**Exercise goal:** The records that follow are to be repeated without alteration.

Data extracted from a collection:
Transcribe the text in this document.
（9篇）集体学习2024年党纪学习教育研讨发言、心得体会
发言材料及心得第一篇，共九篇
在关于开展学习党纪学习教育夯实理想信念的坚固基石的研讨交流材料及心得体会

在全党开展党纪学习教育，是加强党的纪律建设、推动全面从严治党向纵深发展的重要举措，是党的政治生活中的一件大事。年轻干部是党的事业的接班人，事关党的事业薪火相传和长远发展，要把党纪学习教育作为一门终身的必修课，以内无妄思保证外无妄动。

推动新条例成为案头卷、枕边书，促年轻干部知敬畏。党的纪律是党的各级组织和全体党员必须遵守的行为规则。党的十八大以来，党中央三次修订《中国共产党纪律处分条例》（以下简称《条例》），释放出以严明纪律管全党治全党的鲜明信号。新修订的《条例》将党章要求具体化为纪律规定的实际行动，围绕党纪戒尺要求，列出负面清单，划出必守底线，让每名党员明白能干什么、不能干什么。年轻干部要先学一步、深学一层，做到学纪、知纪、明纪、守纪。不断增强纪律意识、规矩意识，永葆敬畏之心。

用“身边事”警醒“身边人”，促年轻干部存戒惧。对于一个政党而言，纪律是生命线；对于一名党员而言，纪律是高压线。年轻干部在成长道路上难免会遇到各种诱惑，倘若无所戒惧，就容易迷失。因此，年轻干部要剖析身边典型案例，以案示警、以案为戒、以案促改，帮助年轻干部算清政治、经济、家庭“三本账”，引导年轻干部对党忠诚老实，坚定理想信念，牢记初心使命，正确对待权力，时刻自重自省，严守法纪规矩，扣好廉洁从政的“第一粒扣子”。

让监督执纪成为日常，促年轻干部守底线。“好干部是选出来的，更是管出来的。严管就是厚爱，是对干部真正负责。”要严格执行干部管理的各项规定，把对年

**Result:**
Transcribe the text in this document.
（9篇）集体学习2024年党纪学习教育研讨发言、心得体会
发言材料及心得第一篇，共九篇
在关于开展学习党纪学习教育夯实理想信念的坚固基石的研讨交流材料及心得体会

在全党开展党纪学习教育，是加强党的纪律建设、推动全面从严治党向纵深发展的重要举措，是党的政治生活中的一件大事。年轻干部是党的事业的接班人，事关党的事业薪火相传和长远发展，要把党纪学习教育作为一门终身的必修课，以内无妄思保证外无妄动。

推动新条例成为案头卷、枕边书，促年轻干部知敬畏。党的纪律是党的各级组织和全体党员必须遵守的行为规则。党的十八大以来，党中央三次修订《中国共产党纪律处分条例》（以下简称《条例》），释放出以严明纪律管全党治全党的鲜明信号。新修订的《条例》将党章要求具体化为纪律规定的实际行动，围绕党纪戒尺要求，列出负面清单，划出必守底线，让每名党员明白能干什么、不能干什么。年轻干部要先学一步、深学一层，做到学纪、知纪、明纪、守纪。不断增强纪律意识、规矩意识，永葆敬畏之心。

用“身边事”警醒“身边人”，促年轻干部存戒惧。对于一个政党而言，纪律是生命线；对于一名党员而言，纪律是高压线。年轻干部在成长道路上难免会遇到各种诱惑，倘若无所戒惧，就容易迷失。因此，年轻干部要剖析身边典型案例，以案示警、以案为戒、以案促改，帮助年轻干部算清政治、经济、家庭“三本账”，引导年轻干部对党忠诚老实，坚定理想信念，牢记初心使命，正确对待权力，时刻自重自省，严守法纪规矩，扣好廉洁从政的“第一粒扣子”。

让监督执纪成为日常，促年轻干部守底线。“好干部是选出来的，更是管出来的。严管就是厚爱，是对干部真正负责。”要严格执行干部管理的各项规定，把对年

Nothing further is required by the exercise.